Task description »
Show all lines holding "label".

[Figure record listings]
══════
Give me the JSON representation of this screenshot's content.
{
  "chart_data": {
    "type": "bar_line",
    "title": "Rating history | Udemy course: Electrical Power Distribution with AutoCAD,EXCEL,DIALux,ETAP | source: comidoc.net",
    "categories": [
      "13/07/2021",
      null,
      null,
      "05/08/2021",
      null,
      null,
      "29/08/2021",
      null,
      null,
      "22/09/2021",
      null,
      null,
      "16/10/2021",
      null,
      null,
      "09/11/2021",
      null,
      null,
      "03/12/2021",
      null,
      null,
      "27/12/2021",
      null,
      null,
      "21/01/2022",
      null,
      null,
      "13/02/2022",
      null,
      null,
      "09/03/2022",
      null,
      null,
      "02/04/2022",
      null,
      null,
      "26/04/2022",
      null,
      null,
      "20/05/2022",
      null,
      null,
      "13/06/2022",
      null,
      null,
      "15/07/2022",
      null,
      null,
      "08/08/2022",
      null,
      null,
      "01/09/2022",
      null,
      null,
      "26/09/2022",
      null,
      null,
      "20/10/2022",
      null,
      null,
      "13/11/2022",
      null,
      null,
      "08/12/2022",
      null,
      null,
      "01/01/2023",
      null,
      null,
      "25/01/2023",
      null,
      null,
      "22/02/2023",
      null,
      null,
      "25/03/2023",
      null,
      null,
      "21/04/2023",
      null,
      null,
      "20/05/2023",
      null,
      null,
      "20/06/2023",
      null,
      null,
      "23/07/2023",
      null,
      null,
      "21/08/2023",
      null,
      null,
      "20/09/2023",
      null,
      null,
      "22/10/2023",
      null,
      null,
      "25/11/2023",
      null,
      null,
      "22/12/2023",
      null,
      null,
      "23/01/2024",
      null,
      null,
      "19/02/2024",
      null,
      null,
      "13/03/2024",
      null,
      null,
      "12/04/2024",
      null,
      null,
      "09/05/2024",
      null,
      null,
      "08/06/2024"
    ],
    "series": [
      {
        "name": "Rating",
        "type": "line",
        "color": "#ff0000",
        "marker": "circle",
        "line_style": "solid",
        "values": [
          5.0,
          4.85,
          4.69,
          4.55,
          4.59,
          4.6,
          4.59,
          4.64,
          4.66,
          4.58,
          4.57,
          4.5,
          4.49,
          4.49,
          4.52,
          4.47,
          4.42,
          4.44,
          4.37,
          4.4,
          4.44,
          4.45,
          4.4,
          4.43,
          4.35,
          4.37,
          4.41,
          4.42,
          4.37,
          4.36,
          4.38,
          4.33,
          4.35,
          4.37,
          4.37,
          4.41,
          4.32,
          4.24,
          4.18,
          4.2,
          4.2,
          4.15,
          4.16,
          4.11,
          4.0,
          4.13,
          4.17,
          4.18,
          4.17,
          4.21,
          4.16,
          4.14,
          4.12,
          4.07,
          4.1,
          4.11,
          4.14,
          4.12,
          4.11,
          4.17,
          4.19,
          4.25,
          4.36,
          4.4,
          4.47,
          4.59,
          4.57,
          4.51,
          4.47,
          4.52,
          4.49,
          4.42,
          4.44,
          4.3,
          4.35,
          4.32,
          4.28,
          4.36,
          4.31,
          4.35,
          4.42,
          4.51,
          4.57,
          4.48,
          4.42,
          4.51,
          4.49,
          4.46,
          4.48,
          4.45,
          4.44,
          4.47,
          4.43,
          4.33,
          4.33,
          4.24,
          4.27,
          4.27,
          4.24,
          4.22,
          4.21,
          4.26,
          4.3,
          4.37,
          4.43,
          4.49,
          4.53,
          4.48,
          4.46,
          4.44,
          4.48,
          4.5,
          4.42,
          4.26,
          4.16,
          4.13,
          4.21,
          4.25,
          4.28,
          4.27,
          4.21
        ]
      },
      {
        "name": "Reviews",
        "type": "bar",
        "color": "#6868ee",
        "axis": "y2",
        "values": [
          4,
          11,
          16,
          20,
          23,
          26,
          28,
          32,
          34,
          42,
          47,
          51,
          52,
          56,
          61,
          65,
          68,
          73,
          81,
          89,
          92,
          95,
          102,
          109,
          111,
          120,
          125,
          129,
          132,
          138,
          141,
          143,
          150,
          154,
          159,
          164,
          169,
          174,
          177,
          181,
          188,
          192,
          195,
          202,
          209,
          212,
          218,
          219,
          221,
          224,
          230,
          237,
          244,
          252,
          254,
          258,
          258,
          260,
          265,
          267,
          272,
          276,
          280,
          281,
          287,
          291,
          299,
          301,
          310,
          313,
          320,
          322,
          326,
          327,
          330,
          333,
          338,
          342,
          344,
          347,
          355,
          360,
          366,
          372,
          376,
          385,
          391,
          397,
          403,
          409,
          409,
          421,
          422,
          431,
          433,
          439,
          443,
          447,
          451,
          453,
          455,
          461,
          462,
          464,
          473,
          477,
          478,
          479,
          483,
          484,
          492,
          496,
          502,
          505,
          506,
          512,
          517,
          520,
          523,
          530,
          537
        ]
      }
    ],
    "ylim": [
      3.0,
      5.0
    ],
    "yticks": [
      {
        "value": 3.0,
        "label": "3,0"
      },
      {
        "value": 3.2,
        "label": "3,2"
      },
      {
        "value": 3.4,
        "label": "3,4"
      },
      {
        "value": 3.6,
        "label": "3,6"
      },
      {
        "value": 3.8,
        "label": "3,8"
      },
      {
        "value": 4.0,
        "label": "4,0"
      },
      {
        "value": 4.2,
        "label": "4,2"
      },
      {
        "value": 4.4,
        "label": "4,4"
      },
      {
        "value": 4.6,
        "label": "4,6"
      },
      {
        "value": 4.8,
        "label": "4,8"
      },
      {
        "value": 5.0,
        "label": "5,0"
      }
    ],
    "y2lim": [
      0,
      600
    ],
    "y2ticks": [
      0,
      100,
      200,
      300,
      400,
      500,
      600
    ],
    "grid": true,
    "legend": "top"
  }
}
══════
Result »
        "label": "3,0"
        "label": "3,2"
        "label": "3,4"
        "label": "3,6"
        "label": "3,8"
        "label": "4,0"
        "label": "4,2"
        "label": "4,4"
        "label": "4,6"
        "label": "4,8"
        "label": "5,0"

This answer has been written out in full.